Text passage >>
•••
Controlling humidity. Humidity is a risk with an active chilled beam system; if the space gets too humid, condensation will form on the cold coils of the chilled beams, causing dripping. This was a huge challenge on this project, a century-old masonry building in the Midwest with operable windows—conditions that would usually preclude the use of chilled beams. But the university understood the operational risk and was on board with the design. To overcome this risk, early in design an analysis was conducted of the peak space latent moisture loads by source: external vapor permeation, external vapor infiltration, and occupants. By far, moisture from occupants was shown to be the dominant source.

Knowing Marston Hall would have classrooms potentially full of 80 people, the design team determined how dry the air needed to be to absorb the moisture given off to the space by those people through normal breathing and sweating out a test. Based on the latent load calculated in the spaces, it was shown supply air with a moisture content of no more than 44 grains of water per pound of air was needed.

To combat the risk of condensation on the chilled beams, the following strategies were employed:

  • A passive dehumidification wheel was included on the DOAS to provide ventilation air to the building at the following conditions: 60°F dry bulb/51.2°F wet bulb/44 grains/lb of moisture/44°F dewpoint. This dry ventilation air absorbs space latent loads and ensures the space dewpoint remains below 55°F, which is below the chilled beam loop setpoint temperature of 57°F. (By comparison, typical 55°F saturated supply air—as may be used in a traditional VAV system—has a moisture content of 60 to 65 grains/lb with a dewpoint of 54°F to 55°F.) As noted earlier, the DOAS supply ductwork and VAV box seams were tightly sealed to ensure the ventilation air reached the chilled beams.
•••
Listed entries >>
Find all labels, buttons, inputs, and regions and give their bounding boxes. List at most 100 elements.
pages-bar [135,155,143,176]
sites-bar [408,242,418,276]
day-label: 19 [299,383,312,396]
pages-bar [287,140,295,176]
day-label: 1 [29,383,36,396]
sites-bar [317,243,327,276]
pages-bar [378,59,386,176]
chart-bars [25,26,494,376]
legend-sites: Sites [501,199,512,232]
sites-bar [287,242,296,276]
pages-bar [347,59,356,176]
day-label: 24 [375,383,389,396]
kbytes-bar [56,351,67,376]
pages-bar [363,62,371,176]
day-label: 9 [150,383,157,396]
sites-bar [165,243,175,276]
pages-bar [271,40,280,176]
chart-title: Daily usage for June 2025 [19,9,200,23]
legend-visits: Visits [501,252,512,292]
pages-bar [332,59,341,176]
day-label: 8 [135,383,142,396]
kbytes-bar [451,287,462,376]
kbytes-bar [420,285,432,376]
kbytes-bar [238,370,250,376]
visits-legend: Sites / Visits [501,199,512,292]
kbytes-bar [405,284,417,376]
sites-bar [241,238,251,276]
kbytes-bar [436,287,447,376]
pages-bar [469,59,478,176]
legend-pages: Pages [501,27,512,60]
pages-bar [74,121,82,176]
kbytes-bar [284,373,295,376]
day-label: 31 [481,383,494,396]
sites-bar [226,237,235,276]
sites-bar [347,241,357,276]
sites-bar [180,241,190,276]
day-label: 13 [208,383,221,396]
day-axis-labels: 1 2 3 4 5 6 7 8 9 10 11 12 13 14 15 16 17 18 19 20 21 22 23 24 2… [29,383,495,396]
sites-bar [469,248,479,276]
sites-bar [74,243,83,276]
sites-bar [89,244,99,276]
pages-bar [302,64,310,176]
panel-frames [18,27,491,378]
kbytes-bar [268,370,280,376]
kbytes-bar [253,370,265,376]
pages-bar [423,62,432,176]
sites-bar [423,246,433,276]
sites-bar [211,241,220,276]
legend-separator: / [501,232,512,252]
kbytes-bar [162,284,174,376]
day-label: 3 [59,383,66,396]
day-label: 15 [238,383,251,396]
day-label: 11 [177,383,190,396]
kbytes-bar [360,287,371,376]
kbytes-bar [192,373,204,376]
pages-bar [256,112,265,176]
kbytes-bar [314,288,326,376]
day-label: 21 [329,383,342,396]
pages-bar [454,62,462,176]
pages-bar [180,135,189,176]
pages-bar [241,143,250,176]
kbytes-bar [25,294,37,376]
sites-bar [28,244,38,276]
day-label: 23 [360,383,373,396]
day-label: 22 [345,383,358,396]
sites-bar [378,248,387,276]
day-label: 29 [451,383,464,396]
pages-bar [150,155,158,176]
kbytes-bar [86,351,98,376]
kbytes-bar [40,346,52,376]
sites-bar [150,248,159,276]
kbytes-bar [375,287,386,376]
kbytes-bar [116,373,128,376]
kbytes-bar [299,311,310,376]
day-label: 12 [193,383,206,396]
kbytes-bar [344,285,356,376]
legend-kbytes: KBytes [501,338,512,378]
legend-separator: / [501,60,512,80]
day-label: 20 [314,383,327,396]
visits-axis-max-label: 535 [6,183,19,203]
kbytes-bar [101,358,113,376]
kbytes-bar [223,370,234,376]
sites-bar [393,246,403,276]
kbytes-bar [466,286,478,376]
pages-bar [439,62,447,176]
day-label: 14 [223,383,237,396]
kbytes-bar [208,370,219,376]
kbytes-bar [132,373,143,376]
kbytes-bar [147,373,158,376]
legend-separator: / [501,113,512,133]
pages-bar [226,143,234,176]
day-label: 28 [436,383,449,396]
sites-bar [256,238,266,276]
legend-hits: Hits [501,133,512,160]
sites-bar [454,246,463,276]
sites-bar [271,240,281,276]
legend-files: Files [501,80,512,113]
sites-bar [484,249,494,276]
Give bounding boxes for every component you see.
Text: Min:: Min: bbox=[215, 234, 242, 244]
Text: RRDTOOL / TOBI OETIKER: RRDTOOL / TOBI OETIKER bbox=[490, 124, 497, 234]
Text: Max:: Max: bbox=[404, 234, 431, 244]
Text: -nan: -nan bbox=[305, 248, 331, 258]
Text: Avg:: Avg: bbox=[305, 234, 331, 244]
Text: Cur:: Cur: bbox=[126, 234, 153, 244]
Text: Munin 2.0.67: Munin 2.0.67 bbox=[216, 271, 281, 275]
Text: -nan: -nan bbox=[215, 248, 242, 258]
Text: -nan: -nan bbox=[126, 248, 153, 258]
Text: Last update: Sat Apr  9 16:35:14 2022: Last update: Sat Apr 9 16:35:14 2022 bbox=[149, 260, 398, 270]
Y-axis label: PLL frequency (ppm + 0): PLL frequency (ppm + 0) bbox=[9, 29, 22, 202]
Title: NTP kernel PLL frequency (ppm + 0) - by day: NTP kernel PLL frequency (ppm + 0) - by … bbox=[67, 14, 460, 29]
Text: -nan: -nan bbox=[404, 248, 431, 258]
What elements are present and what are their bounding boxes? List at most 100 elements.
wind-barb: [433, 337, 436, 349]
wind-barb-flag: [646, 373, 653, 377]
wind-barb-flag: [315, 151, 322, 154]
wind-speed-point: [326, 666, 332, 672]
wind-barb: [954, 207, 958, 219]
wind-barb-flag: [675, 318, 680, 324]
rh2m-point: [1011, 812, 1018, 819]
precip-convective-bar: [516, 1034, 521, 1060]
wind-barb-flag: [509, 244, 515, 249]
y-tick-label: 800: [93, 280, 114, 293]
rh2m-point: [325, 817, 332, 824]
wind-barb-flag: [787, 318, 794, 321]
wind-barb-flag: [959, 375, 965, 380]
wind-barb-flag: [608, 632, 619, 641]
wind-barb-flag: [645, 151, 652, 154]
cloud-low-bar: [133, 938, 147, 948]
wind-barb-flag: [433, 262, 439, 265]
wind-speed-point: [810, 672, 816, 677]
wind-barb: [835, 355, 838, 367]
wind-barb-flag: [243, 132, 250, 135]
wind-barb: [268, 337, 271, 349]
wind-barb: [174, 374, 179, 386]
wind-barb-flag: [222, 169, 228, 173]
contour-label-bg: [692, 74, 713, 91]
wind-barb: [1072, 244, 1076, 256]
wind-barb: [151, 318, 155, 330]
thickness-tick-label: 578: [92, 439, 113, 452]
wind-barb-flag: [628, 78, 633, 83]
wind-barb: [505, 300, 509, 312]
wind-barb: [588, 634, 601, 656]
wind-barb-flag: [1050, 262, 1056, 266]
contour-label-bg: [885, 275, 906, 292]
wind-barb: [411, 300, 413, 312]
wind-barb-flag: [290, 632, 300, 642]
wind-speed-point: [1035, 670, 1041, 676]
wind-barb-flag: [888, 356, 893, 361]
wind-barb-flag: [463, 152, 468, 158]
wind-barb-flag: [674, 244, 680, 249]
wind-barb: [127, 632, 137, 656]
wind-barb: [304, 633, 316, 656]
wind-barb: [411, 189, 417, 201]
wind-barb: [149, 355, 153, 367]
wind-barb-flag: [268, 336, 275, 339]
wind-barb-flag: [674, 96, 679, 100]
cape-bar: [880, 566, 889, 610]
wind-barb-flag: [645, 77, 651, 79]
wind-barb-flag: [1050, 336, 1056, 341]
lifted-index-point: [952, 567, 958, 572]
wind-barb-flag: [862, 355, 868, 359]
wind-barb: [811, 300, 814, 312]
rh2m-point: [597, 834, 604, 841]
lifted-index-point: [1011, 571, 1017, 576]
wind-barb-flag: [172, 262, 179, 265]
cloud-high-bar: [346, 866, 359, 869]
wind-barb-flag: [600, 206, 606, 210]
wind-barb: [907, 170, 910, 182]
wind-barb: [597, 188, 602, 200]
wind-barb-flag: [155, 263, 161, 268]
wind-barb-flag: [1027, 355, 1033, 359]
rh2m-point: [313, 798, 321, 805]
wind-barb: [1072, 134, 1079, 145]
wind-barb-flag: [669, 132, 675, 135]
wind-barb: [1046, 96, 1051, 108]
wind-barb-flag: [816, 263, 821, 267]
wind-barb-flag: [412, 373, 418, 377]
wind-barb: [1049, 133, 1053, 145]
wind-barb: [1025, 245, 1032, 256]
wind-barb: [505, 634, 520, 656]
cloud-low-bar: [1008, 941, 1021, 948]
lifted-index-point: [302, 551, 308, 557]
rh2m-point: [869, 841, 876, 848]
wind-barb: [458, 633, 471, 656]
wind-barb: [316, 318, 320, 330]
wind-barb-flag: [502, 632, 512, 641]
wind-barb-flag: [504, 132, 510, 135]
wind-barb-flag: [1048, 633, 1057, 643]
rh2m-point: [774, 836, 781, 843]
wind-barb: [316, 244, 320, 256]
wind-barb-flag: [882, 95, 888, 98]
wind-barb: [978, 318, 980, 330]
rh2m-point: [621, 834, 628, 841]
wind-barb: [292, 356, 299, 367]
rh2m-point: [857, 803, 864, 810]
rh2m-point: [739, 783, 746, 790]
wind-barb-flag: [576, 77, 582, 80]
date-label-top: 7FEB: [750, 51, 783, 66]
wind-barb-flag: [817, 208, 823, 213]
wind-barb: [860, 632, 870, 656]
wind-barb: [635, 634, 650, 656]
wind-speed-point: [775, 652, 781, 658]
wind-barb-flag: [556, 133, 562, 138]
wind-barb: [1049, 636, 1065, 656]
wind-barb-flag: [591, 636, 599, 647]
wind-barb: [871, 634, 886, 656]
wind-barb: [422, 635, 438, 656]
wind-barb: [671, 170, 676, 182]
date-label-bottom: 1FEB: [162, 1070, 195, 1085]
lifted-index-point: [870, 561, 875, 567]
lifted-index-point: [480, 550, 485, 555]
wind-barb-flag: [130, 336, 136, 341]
•••
Exercises to complete >>
1. Using the text on controlling humidity, decide whether each statement agrees with it. Answer yes or no and quote the deciding words. (a) Moisture from occupants was the largest source of space latent moisture load. (b) The project building was newly constructed. (c) The chilled beam loop setpoint temperature is 55°F.
2. From the text on controlling humidity, list every condition at which the DOAS with the passive dehumidification wheel provides ventilation air to the building.
3. Summarize the text on controlling humidity in two sentences.

Task-by-task answers >>
1.
(a) Yes: "By far, moisture from occupants was shown to be the dominant source."
(b) No: "a century-old masonry building in the Midwest"
(c) No: "which is below the chilled beam loop setpoint temperature of 57°F"

2.
- 60°F dry bulb
- 51.2°F wet bulb
- 44 grains/lb of moisture
- 44°F dewpoint

3. Condensation on chilled beam coils was a major risk in Marston Hall, a century-old Midwest masonry building with operable windows, and an early analysis showed that occupants were by far the dominant source of moisture. The design team found that supply air with no more than 44 grains of water per pound of air was needed, so they added a passive dehumidification wheel to the DOAS to keep the space dewpoint below 55°F, under the 57°F chilled beam loop setpoint.